[Stored items]
────────────────────
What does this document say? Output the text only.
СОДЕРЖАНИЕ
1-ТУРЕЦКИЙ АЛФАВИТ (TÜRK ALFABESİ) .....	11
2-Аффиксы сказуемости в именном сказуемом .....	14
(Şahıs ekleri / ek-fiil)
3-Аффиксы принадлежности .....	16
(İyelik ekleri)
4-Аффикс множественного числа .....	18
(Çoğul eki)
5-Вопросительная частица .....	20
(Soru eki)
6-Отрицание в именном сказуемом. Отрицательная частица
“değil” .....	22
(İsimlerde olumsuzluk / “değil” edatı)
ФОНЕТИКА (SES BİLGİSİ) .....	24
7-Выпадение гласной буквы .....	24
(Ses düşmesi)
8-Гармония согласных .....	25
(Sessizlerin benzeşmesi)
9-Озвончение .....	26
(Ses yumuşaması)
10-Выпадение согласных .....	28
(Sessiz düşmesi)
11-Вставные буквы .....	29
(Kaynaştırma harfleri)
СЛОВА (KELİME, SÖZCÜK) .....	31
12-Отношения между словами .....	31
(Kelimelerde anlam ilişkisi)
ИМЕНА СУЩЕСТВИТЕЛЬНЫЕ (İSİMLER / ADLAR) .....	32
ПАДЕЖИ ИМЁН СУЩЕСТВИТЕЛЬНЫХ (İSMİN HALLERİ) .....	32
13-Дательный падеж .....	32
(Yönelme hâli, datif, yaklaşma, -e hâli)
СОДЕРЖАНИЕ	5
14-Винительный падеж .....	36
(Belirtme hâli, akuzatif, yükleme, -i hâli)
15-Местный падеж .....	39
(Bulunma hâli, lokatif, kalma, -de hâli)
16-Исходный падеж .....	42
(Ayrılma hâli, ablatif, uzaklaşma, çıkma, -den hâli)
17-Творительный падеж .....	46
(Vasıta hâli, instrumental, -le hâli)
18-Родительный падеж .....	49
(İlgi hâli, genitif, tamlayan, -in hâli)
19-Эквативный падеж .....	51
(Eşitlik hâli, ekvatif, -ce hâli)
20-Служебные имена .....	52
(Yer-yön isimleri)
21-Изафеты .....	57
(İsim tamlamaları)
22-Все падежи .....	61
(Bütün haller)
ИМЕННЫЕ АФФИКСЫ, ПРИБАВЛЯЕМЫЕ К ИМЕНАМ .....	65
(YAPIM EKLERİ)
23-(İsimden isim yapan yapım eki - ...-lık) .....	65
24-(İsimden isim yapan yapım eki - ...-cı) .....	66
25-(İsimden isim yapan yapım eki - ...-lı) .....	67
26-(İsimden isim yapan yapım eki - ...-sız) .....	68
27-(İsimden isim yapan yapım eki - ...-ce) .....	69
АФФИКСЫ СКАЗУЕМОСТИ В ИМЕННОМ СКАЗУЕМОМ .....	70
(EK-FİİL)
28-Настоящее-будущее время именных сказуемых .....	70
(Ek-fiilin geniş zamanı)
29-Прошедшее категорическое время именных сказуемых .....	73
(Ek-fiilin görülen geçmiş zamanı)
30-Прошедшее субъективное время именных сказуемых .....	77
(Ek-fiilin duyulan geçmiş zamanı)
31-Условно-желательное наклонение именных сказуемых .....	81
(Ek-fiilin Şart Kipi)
────────────────────
YOUR GOAL:
Take the lines above and retype all of them exactly.

FINISHED ANSWER:
What does this document say? Output the text only.
СОДЕРЖАНИЕ
1-ТУРЕЦКИЙ АЛФАВИТ (TÜRK ALFABESİ) .....	11
2-Аффиксы сказуемости в именном сказуемом .....	14
(Şahıs ekleri / ek-fiil)
3-Аффиксы принадлежности .....	16
(İyelik ekleri)
4-Аффикс множественного числа .....	18
(Çoğul eki)
5-Вопросительная частица .....	20
(Soru eki)
6-Отрицание в именном сказуемом. Отрицательная частица
“değil” .....	22
(İsimlerde olumsuzluk / “değil” edatı)
ФОНЕТИКА (SES BİLGİSİ) .....	24
7-Выпадение гласной буквы .....	24
(Ses düşmesi)
8-Гармония согласных .....	25
(Sessizlerin benzeşmesi)
9-Озвончение .....	26
(Ses yumuşaması)
10-Выпадение согласных .....	28
(Sessiz düşmesi)
11-Вставные буквы .....	29
(Kaynaştırma harfleri)
СЛОВА (KELİME, SÖZCÜK) .....	31
12-Отношения между словами .....	31
(Kelimelerde anlam ilişkisi)
ИМЕНА СУЩЕСТВИТЕЛЬНЫЕ (İSİMLER / ADLAR) .....	32
ПАДЕЖИ ИМЁН СУЩЕСТВИТЕЛЬНЫХ (İSMİN HALLERİ) .....	32
13-Дательный падеж .....	32
(Yönelme hâli, datif, yaklaşma, -e hâli)
СОДЕРЖАНИЕ	5
14-Винительный падеж .....	36
(Belirtme hâli, akuzatif, yükleme, -i hâli)
15-Местный падеж .....	39
(Bulunma hâli, lokatif, kalma, -de hâli)
16-Исходный падеж .....	42
(Ayrılma hâli, ablatif, uzaklaşma, çıkma, -den hâli)
17-Творительный падеж .....	46
(Vasıta hâli, instrumental, -le hâli)
18-Родительный падеж .....	49
(İlgi hâli, genitif, tamlayan, -in hâli)
19-Эквативный падеж .....	51
(Eşitlik hâli, ekvatif, -ce hâli)
20-Служебные имена .....	52
(Yer-yön isimleri)
21-Изафеты .....	57
(İsim tamlamaları)
22-Все падежи .....	61
(Bütün haller)
ИМЕННЫЕ АФФИКСЫ, ПРИБАВЛЯЕМЫЕ К ИМЕНАМ .....	65
(YAPIM EKLERİ)
23-(İsimden isim yapan yapım eki - ...-lık) .....	65
24-(İsimden isim yapan yapım eki - ...-cı) .....	66
25-(İsimden isim yapan yapım eki - ...-lı) .....	67
26-(İsimden isim yapan yapım eki - ...-sız) .....	68
27-(İsimden isim yapan yapım eki - ...-ce) .....	69
АФФИКСЫ СКАЗУЕМОСТИ В ИМЕННОМ СКАЗУЕМОМ .....	70
(EK-FİİL)
28-Настоящее-будущее время именных сказуемых .....	70
(Ek-fiilin geniş zamanı)
29-Прошедшее категорическое время именных сказуемых .....	73
(Ek-fiilin görülen geçmiş zamanı)
30-Прошедшее субъективное время именных сказуемых .....	77
(Ek-fiilin duyulan geçmiş zamanı)
31-Условно-желательное наклонение именных сказуемых .....	81
(Ek-fiilin Şart Kipi)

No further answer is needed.